• [SHORT TASK]: Using the data below, copy every line that contains the word "icon".

### MATERIAL FOR THE TASK

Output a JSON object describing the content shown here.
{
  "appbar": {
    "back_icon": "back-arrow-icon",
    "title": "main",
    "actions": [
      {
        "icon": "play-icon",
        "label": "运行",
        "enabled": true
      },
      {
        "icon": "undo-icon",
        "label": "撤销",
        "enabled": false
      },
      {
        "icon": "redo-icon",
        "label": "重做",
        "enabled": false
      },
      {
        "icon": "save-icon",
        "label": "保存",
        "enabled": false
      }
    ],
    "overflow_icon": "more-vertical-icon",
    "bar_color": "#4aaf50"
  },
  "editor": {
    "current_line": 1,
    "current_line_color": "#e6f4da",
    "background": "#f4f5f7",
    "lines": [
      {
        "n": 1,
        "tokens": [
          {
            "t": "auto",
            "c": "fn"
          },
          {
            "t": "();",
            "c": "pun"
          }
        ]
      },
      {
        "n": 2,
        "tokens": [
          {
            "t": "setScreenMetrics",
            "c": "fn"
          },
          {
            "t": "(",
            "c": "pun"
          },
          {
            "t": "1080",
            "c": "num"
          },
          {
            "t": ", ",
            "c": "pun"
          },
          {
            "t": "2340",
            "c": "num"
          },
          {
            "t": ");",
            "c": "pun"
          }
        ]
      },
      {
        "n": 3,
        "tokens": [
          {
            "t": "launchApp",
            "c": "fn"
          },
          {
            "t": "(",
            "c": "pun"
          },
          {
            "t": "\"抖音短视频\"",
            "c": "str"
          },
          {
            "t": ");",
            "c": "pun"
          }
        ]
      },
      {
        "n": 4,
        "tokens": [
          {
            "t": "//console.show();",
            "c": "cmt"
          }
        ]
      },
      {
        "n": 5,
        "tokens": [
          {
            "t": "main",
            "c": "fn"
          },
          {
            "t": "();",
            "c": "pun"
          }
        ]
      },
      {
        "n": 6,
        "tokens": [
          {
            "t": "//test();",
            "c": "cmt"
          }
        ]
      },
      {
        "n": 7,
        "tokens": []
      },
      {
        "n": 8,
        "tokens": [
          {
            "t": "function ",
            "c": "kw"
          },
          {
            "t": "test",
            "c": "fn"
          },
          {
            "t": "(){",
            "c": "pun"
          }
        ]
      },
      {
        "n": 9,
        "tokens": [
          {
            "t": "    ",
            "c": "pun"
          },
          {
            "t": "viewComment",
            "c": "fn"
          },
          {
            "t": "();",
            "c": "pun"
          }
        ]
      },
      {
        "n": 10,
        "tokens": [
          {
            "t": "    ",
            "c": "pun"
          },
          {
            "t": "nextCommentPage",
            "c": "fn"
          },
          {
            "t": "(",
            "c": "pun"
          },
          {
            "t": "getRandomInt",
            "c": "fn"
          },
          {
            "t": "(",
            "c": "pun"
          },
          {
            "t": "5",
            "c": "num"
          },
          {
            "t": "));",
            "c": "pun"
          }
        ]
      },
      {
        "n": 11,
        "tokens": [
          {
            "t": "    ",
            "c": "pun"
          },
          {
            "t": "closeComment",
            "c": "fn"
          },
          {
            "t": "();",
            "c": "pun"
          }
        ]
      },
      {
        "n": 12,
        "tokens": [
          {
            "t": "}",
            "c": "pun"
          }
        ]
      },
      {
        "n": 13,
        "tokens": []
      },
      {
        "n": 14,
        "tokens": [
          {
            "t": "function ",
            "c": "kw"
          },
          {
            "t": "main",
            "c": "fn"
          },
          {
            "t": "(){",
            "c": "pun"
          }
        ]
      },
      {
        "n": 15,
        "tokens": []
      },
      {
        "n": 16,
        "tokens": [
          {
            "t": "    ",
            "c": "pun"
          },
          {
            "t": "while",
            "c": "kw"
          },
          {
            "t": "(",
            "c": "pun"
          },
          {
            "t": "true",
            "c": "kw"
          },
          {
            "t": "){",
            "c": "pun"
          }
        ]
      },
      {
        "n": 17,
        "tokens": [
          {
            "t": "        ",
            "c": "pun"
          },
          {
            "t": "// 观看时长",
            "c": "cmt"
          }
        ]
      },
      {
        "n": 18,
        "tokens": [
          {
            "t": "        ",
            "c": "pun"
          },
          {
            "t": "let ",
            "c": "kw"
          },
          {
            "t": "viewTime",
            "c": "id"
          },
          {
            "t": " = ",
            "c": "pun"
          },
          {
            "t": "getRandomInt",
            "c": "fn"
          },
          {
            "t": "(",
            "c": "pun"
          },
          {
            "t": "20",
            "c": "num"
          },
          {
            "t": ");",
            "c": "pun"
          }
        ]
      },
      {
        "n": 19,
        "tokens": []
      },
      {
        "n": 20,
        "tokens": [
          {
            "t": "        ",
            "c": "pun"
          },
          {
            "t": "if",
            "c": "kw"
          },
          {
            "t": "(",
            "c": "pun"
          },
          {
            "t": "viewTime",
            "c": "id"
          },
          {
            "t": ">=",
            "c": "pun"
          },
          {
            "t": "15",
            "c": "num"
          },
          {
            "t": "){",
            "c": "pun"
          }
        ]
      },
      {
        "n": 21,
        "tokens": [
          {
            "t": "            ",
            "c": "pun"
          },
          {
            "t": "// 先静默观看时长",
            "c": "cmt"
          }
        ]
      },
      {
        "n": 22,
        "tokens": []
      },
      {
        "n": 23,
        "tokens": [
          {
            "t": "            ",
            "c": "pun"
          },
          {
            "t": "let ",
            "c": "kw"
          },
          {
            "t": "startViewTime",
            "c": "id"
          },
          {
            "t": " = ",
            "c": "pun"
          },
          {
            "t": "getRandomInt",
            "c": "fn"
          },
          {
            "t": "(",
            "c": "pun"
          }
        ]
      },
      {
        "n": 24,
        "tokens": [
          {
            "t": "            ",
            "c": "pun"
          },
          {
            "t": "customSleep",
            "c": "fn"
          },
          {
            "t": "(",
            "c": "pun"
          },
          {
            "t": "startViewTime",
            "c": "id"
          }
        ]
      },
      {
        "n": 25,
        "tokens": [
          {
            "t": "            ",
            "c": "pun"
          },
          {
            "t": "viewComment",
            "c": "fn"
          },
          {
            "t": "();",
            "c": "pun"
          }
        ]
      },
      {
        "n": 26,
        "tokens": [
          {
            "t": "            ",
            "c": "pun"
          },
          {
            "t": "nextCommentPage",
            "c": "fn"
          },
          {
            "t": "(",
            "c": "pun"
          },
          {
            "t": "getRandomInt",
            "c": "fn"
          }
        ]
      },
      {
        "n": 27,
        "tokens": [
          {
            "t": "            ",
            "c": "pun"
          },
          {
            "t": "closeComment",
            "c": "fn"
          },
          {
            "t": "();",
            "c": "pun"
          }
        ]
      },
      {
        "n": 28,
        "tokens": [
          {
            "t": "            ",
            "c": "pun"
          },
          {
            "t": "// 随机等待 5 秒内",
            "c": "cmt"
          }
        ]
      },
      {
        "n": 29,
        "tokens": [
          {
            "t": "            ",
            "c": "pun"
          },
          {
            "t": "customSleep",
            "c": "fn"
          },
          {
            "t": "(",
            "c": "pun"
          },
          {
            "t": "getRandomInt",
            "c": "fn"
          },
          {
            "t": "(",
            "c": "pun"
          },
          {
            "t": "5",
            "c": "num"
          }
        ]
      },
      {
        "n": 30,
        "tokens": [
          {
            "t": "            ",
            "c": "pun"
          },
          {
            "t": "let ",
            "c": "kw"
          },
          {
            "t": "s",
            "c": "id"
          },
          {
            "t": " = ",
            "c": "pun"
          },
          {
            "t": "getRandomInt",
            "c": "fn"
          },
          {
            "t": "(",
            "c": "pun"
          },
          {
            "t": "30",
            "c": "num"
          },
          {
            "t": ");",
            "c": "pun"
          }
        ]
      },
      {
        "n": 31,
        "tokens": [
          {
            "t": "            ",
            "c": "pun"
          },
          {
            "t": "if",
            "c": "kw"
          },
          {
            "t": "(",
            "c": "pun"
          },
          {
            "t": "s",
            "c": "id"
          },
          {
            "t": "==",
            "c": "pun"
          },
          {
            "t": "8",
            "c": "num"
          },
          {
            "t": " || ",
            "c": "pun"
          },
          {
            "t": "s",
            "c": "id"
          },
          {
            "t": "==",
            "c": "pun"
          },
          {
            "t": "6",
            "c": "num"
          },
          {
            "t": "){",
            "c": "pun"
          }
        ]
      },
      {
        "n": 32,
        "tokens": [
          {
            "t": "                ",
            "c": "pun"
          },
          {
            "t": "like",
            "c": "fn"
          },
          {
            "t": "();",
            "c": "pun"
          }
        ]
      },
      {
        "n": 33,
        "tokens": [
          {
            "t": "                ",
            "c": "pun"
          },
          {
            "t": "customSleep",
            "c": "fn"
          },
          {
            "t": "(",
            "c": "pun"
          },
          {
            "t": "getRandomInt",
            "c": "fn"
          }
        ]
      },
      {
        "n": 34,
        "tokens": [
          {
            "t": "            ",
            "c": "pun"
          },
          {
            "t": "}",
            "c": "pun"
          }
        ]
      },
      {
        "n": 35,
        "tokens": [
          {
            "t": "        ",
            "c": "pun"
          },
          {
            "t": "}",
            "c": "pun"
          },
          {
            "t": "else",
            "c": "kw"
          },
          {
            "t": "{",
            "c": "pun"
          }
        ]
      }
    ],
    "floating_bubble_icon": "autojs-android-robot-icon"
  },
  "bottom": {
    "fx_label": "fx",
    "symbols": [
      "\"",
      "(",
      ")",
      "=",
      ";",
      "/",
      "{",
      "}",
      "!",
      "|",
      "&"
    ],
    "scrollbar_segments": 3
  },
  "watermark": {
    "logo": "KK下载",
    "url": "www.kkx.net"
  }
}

######

• [SOLVED PROBLEM]:
    "back_icon": "back-arrow-icon",
        "icon": "play-icon",
        "icon": "undo-icon",
        "icon": "redo-icon",
        "icon": "save-icon",
    "overflow_icon": "more-vertical-icon",
    "floating_bubble_icon": "autojs-android-robot-icon"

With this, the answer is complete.